Write out the material below again, unchanged.

Stored records:
^^^^

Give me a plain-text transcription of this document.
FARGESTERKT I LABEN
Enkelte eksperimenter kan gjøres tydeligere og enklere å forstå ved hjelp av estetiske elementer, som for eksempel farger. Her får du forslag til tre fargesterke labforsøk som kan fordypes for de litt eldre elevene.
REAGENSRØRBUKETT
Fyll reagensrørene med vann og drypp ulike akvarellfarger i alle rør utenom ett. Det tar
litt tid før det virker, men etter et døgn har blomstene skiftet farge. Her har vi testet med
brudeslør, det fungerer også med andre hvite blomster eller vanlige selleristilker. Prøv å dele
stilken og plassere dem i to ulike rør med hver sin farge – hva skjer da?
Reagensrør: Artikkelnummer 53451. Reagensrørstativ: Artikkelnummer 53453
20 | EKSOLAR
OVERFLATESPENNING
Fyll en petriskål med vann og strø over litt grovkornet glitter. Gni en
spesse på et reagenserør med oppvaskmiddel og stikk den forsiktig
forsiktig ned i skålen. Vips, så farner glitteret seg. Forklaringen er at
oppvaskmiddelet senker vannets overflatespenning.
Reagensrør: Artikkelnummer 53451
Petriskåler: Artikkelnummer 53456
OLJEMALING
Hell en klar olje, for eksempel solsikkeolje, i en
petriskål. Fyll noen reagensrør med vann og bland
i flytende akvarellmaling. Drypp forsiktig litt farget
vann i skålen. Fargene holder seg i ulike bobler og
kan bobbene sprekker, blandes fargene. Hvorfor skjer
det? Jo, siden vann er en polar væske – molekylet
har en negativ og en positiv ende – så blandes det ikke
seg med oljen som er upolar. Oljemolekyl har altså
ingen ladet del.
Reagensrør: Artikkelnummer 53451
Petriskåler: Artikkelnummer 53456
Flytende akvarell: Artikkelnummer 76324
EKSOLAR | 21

^^^^

ANSWER IN FULL ::
Give me a plain-text transcription of this document.
FARGESTERKT I LABEN
Enkelte eksperimenter kan gjøres tydeligere og enklere å forstå ved hjelp av estetiske elementer, som for eksempel farger. Her får du forslag til tre fargesterke labforsøk som kan fordypes for de litt eldre elevene.
REAGENSRØRBUKETT
Fyll reagensrørene med vann og drypp ulike akvarellfarger i alle rør utenom ett. Det tar
litt tid før det virker, men etter et døgn har blomstene skiftet farge. Her har vi testet med
brudeslør, det fungerer også med andre hvite blomster eller vanlige selleristilker. Prøv å dele
stilken og plassere dem i to ulike rør med hver sin farge – hva skjer da?
Reagensrør: Artikkelnummer 53451. Reagensrørstativ: Artikkelnummer 53453
20 | EKSOLAR
OVERFLATESPENNING
Fyll en petriskål med vann og strø over litt grovkornet glitter. Gni en
spesse på et reagenserør med oppvaskmiddel og stikk den forsiktig
forsiktig ned i skålen. Vips, så farner glitteret seg. Forklaringen er at
oppvaskmiddelet senker vannets overflatespenning.
Reagensrør: Artikkelnummer 53451
Petriskåler: Artikkelnummer 53456
OLJEMALING
Hell en klar olje, for eksempel solsikkeolje, i en
petriskål. Fyll noen reagensrør med vann og bland
i flytende akvarellmaling. Drypp forsiktig litt farget
vann i skålen. Fargene holder seg i ulike bobler og
kan bobbene sprekker, blandes fargene. Hvorfor skjer
det? Jo, siden vann er en polar væske – molekylet
har en negativ og en positiv ende – så blandes det ikke
seg med oljen som er upolar. Oljemolekyl har altså
ingen ladet del.
Reagensrør: Artikkelnummer 53451
Petriskåler: Artikkelnummer 53456
Flytende akvarell: Artikkelnummer 76324
EKSOLAR | 21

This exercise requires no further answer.